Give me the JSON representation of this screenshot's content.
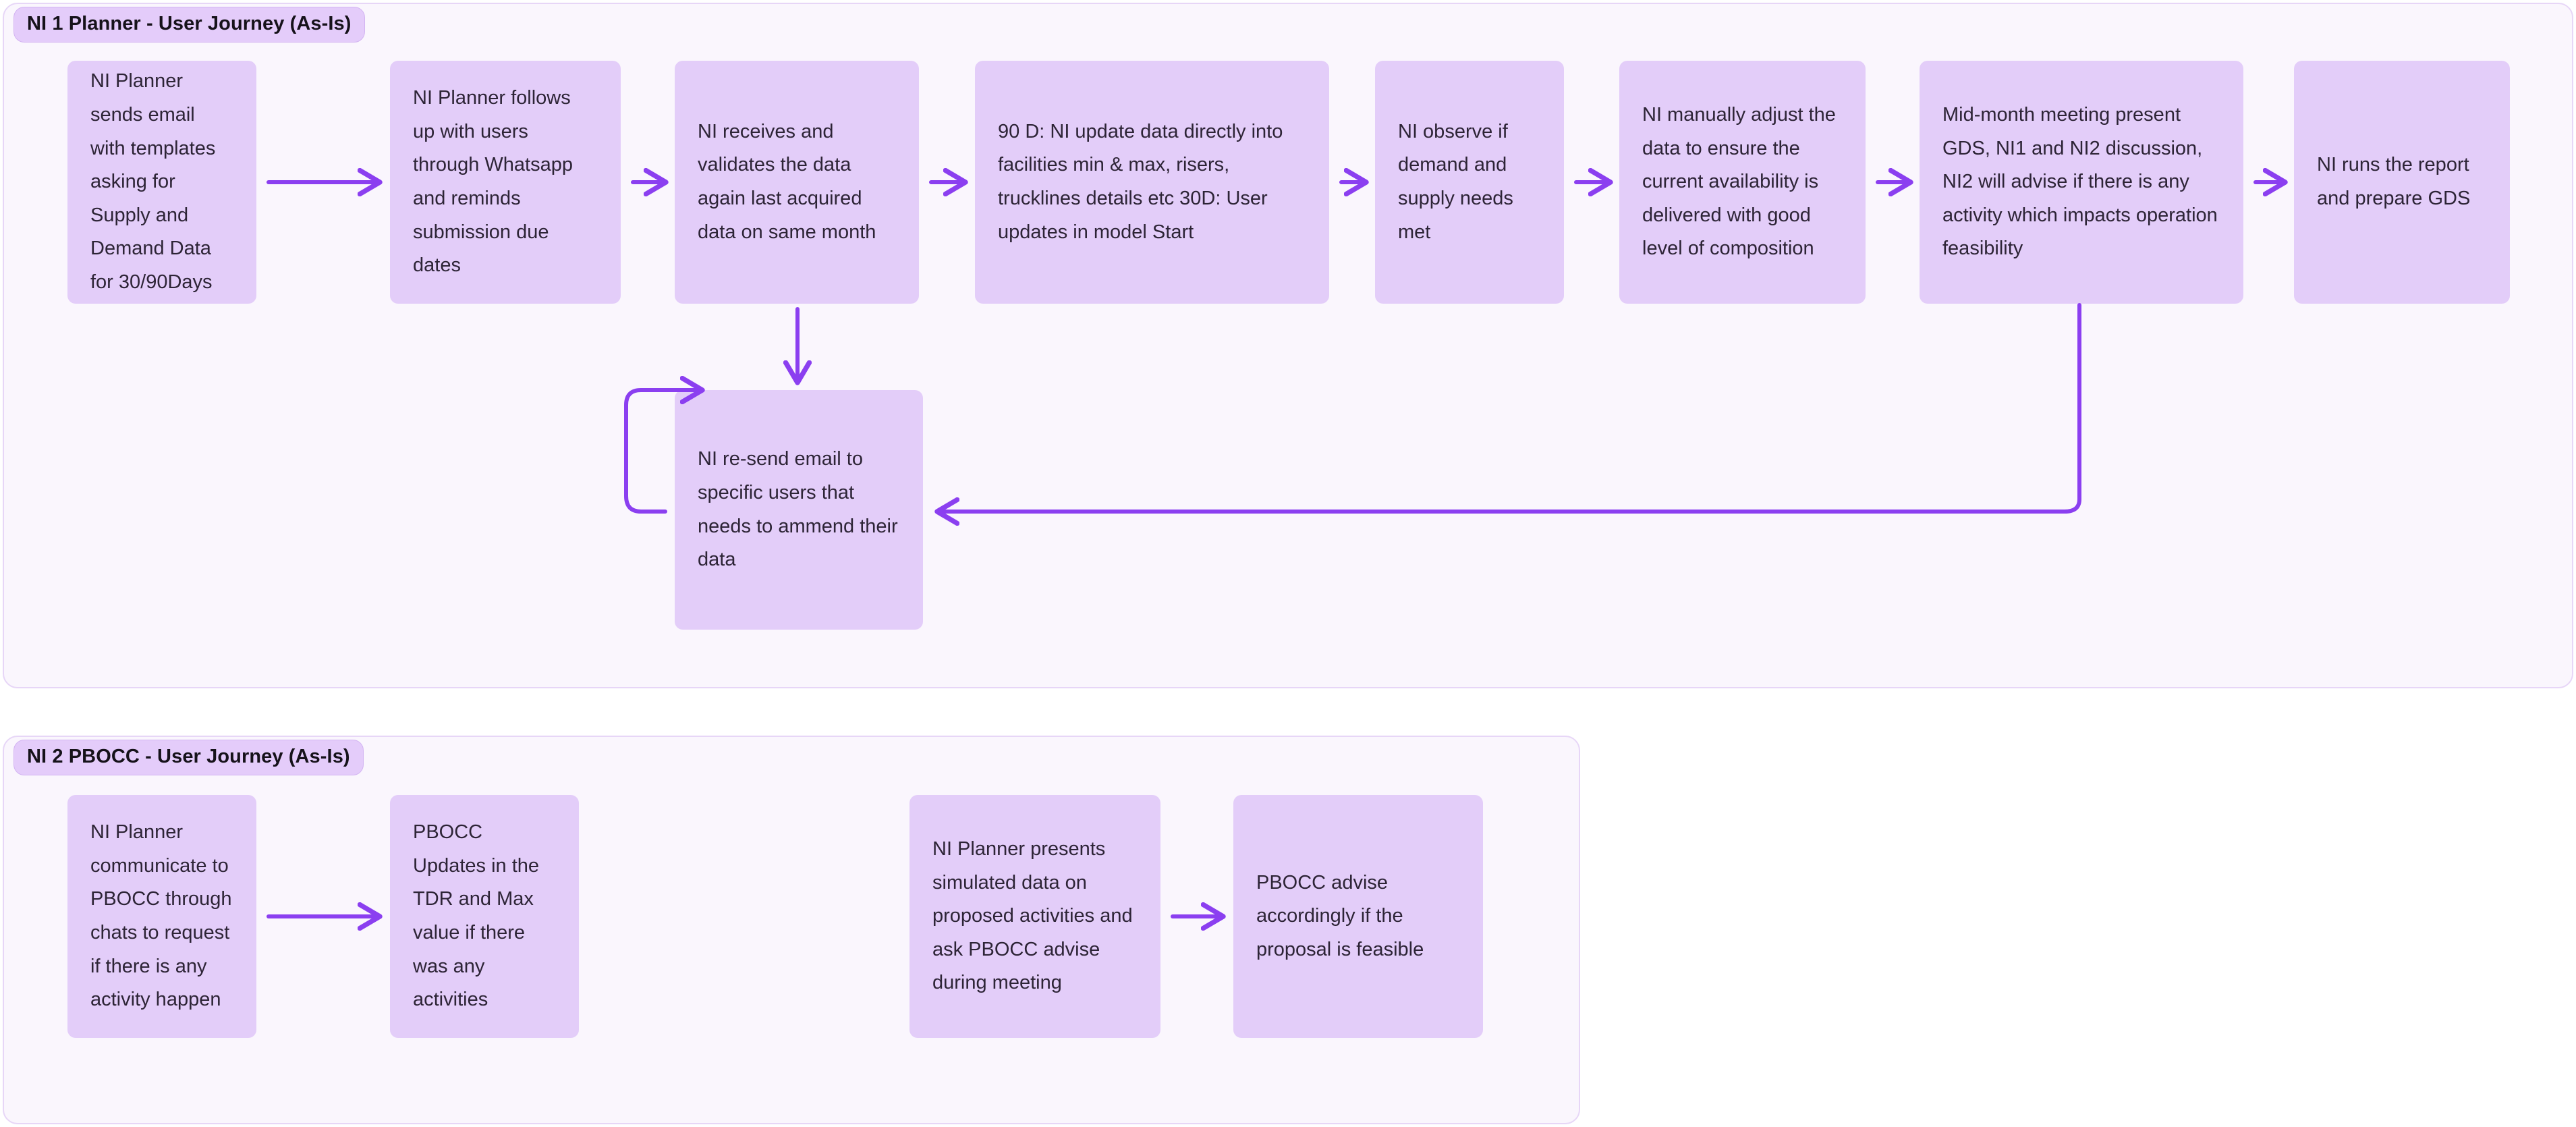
{
  "accent_color": "#8b3ff0",
  "card_fill": "#e3cdf9",
  "section_fill": "#faf6fd",
  "section_border": "#e7d6f7",
  "title_pill_fill": "#e4ccfa",
  "text_color": "#2d2436",
  "sections": [
    {
      "id": "section-1",
      "title": "NI 1 Planner - User Journey (As-Is)",
      "cards": [
        {
          "id": "s1-c1",
          "text": "NI Planner sends email with templates asking for Supply and Demand Data for 30/90Days"
        },
        {
          "id": "s1-c2",
          "text": "NI Planner follows up with users through Whatsapp and reminds submission due dates"
        },
        {
          "id": "s1-c3",
          "text": "NI receives and validates the data again last acquired data on same month"
        },
        {
          "id": "s1-c4",
          "text": "90 D: NI update data directly into facilities min & max, risers, trucklines details etc 30D: User updates in model Start"
        },
        {
          "id": "s1-c5",
          "text": "NI observe if demand and supply needs met"
        },
        {
          "id": "s1-c6",
          "text": "NI manually adjust the data to ensure the current availability is delivered with good level of composition"
        },
        {
          "id": "s1-c7",
          "text": "Mid-month meeting present GDS, NI1 and NI2 discussion, NI2 will advise if there is any activity which impacts operation feasibility"
        },
        {
          "id": "s1-c8",
          "text": "NI runs the report and prepare GDS"
        },
        {
          "id": "s1-c9",
          "text": "NI re-send email to specific users that needs to ammend their data"
        }
      ]
    },
    {
      "id": "section-2",
      "title": "NI 2 PBOCC - User Journey (As-Is)",
      "cards": [
        {
          "id": "s2-c1",
          "text": "NI Planner communicate to PBOCC through chats to request if there is any activity happen"
        },
        {
          "id": "s2-c2",
          "text": "PBOCC Updates in the TDR and Max value if there was any activities"
        },
        {
          "id": "s2-c3",
          "text": "NI Planner presents simulated data on proposed activities and ask PBOCC advise during meeting"
        },
        {
          "id": "s2-c4",
          "text": "PBOCC advise accordingly if the proposal is feasible"
        }
      ]
    }
  ],
  "connectors": [
    {
      "id": "arrow-c1-c2",
      "kind": "right-arrow"
    },
    {
      "id": "arrow-c2-c3",
      "kind": "right-arrow"
    },
    {
      "id": "arrow-c3-c4",
      "kind": "right-arrow"
    },
    {
      "id": "arrow-c4-c5",
      "kind": "right-arrow"
    },
    {
      "id": "arrow-c5-c6",
      "kind": "right-arrow"
    },
    {
      "id": "arrow-c6-c7",
      "kind": "right-arrow"
    },
    {
      "id": "arrow-c7-c8",
      "kind": "right-arrow"
    },
    {
      "id": "arrow-c3-down-resend",
      "kind": "down-arrow"
    },
    {
      "id": "arrow-resend-loopback",
      "kind": "loop-arrow"
    },
    {
      "id": "arrow-c7-feedback-resend",
      "kind": "elbow-arrow"
    },
    {
      "id": "arrow-s2c1-s2c2",
      "kind": "right-arrow"
    },
    {
      "id": "arrow-s2c3-s2c4",
      "kind": "right-arrow"
    }
  ]
}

┄┄┄┄┄┄┄┄┄┄

→ **EXERCISE**: Without including any picture, repeat the data exactly.

→ **OUTPUT**:
Give me the JSON representation of this screenshot's content.
{
  "accent_color": "#8b3ff0",
  "card_fill": "#e3cdf9",
  "section_fill": "#faf6fd",
  "section_border": "#e7d6f7",
  "title_pill_fill": "#e4ccfa",
  "text_color": "#2d2436",
  "sections": [
    {
      "id": "section-1",
      "title": "NI 1 Planner - User Journey (As-Is)",
      "cards": [
        {
          "id": "s1-c1",
          "text": "NI Planner sends email with templates asking for Supply and Demand Data for 30/90Days"
        },
        {
          "id": "s1-c2",
          "text": "NI Planner follows up with users through Whatsapp and reminds submission due dates"
        },
        {
          "id": "s1-c3",
          "text": "NI receives and validates the data again last acquired data on same month"
        },
        {
          "id": "s1-c4",
          "text": "90 D: NI update data directly into facilities min & max, risers, trucklines details etc 30D: User updates in model Start"
        },
        {
          "id": "s1-c5",
          "text": "NI observe if demand and supply needs met"
        },
        {
          "id": "s1-c6",
          "text": "NI manually adjust the data to ensure the current availability is delivered with good level of composition"
        },
        {
          "id": "s1-c7",
          "text": "Mid-month meeting present GDS, NI1 and NI2 discussion, NI2 will advise if there is any activity which impacts operation feasibility"
        },
        {
          "id": "s1-c8",
          "text": "NI runs the report and prepare GDS"
        },
        {
          "id": "s1-c9",
          "text": "NI re-send email to specific users that needs to ammend their data"
        }
      ]
    },
    {
      "id": "section-2",
      "title": "NI 2 PBOCC - User Journey (As-Is)",
      "cards": [
        {
          "id": "s2-c1",
          "text": "NI Planner communicate to PBOCC through chats to request if there is any activity happen"
        },
        {
          "id": "s2-c2",
          "text": "PBOCC Updates in the TDR and Max value if there was any activities"
        },
        {
          "id": "s2-c3",
          "text": "NI Planner presents simulated data on proposed activities and ask PBOCC advise during meeting"
        },
        {
          "id": "s2-c4",
          "text": "PBOCC advise accordingly if the proposal is feasible"
        }
      ]
    }
  ],
  "connectors": [
    {
      "id": "arrow-c1-c2",
      "kind": "right-arrow"
    },
    {
      "id": "arrow-c2-c3",
      "kind": "right-arrow"
    },
    {
      "id": "arrow-c3-c4",
      "kind": "right-arrow"
    },
    {
      "id": "arrow-c4-c5",
      "kind": "right-arrow"
    },
    {
      "id": "arrow-c5-c6",
      "kind": "right-arrow"
    },
    {
      "id": "arrow-c6-c7",
      "kind": "right-arrow"
    },
    {
      "id": "arrow-c7-c8",
      "kind": "right-arrow"
    },
    {
      "id": "arrow-c3-down-resend",
      "kind": "down-arrow"
    },
    {
      "id": "arrow-resend-loopback",
      "kind": "loop-arrow"
    },
    {
      "id": "arrow-c7-feedback-resend",
      "kind": "elbow-arrow"
    },
    {
      "id": "arrow-s2c1-s2c2",
      "kind": "right-arrow"
    },
    {
      "id": "arrow-s2c3-s2c4",
      "kind": "right-arrow"
    }
  ]
}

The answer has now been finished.